Search the material below for the word "rotation". Copy every line that has it.

··········

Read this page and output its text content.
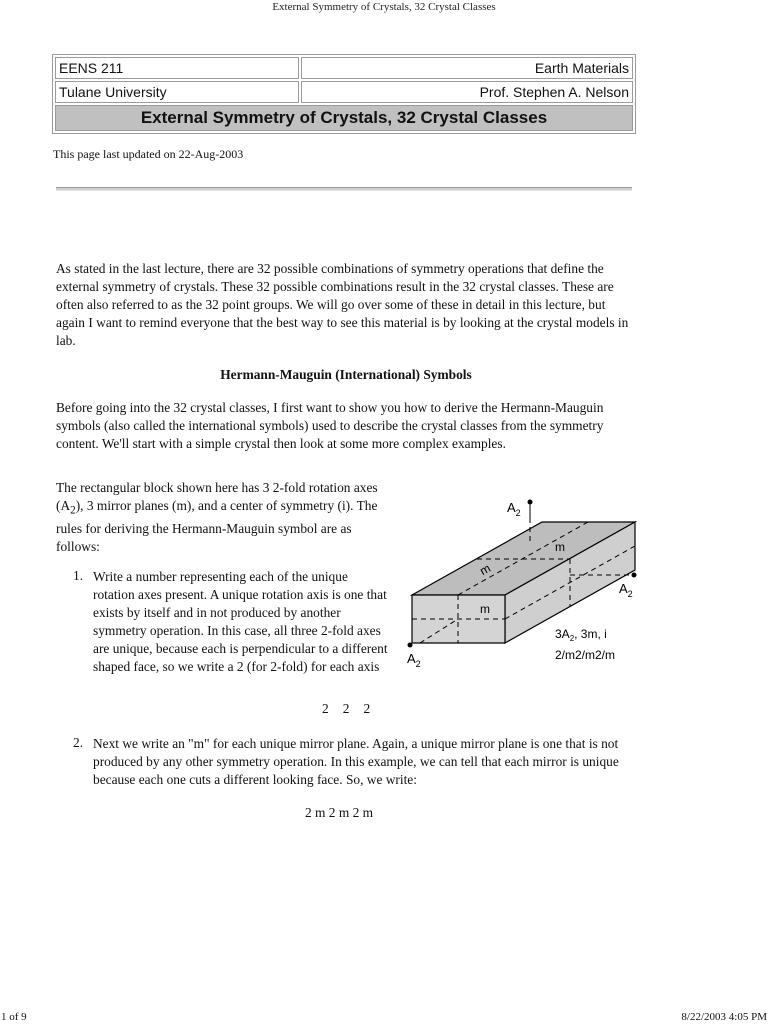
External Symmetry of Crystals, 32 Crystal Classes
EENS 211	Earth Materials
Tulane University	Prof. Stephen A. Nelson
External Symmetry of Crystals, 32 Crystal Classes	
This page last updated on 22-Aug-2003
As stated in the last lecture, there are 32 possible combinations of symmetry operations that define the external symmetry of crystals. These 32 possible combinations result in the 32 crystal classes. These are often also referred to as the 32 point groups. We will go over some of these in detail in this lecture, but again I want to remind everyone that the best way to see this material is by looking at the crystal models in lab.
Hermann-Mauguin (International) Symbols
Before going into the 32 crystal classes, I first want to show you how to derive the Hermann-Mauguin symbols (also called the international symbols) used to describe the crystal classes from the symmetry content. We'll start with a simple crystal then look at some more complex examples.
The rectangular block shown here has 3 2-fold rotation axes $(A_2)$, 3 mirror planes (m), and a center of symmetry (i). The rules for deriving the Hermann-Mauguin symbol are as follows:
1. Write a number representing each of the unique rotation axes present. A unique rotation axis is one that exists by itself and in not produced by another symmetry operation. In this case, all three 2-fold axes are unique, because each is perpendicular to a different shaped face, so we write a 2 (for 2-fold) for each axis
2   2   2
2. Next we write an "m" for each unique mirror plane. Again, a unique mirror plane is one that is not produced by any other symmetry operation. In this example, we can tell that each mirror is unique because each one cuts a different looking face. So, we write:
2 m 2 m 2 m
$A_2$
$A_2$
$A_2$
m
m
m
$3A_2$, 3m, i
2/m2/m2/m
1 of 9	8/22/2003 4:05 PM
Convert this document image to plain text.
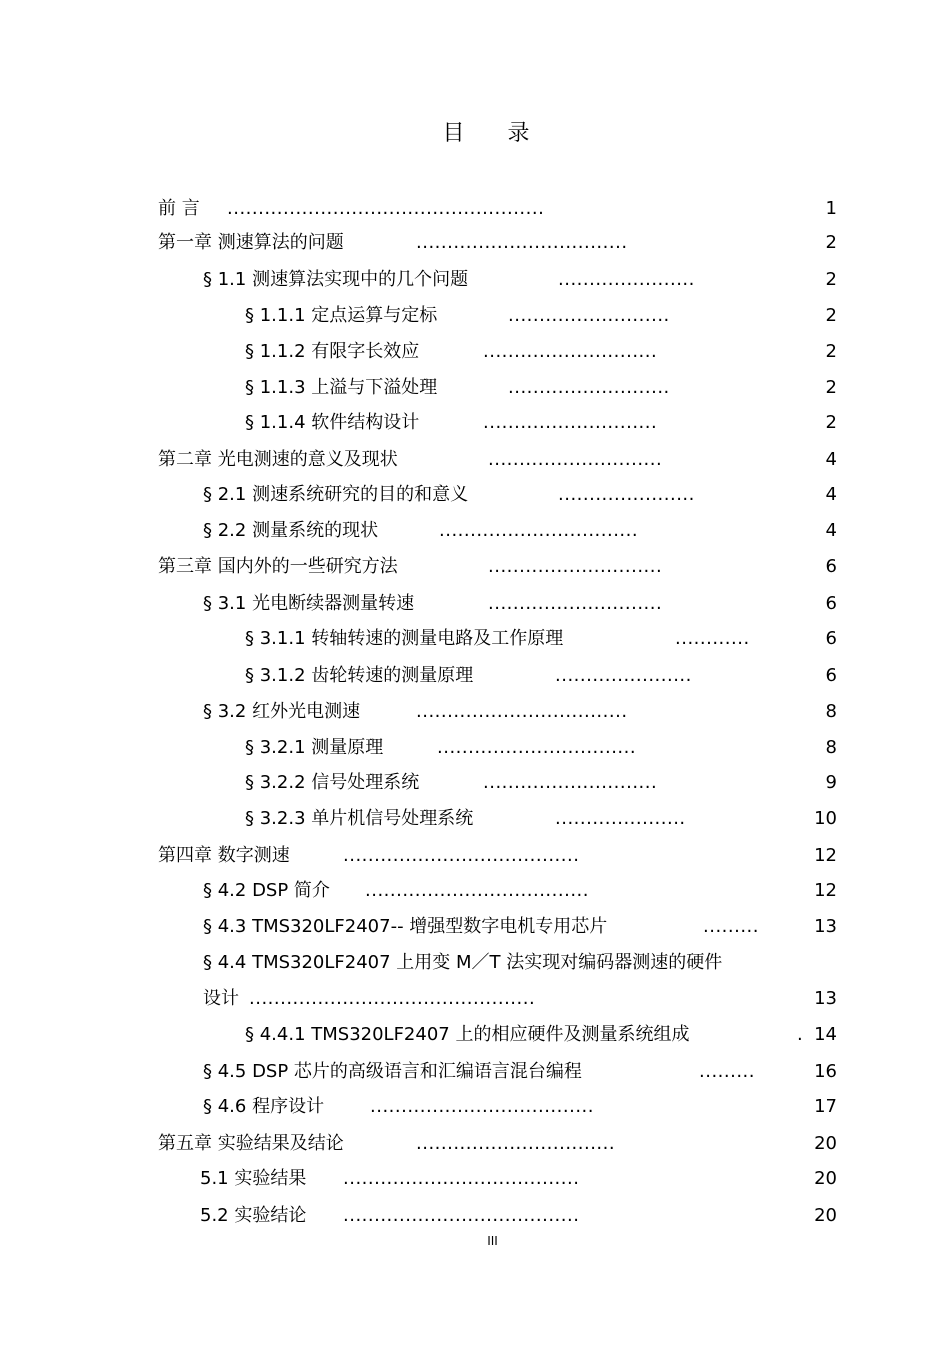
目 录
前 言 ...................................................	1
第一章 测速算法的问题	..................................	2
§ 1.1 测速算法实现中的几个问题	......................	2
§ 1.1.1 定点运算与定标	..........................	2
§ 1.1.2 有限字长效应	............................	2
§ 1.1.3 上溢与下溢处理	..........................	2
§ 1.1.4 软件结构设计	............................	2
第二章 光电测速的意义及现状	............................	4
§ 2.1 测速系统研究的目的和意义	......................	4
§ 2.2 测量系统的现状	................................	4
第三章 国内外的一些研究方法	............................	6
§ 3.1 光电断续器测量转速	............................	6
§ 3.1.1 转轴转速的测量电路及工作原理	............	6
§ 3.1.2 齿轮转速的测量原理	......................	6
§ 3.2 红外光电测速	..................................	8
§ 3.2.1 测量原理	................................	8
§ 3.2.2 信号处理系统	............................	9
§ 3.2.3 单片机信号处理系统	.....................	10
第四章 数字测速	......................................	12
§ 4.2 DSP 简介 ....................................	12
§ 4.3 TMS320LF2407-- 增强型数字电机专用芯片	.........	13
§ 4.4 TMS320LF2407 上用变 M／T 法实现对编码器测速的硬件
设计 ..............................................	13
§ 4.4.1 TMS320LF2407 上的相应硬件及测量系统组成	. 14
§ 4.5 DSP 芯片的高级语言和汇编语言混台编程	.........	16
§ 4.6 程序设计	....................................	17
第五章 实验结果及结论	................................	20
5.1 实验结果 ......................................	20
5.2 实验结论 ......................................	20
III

··········

• Completed task:
The rectangular block shown here has 3 2-fold rotation axes $(A_2)$, 3 mirror planes (m), and a center of symmetry (i). The rules for deriving the Hermann-Mauguin symbol are as follows:
1. Write a number representing each of the unique rotation axes present. A unique rotation axis is one that exists by itself and in not produced by another symmetry operation. In this case, all three 2-fold axes are unique, because each is perpendicular to a different shaped face, so we write a 2 (for 2-fold) for each axis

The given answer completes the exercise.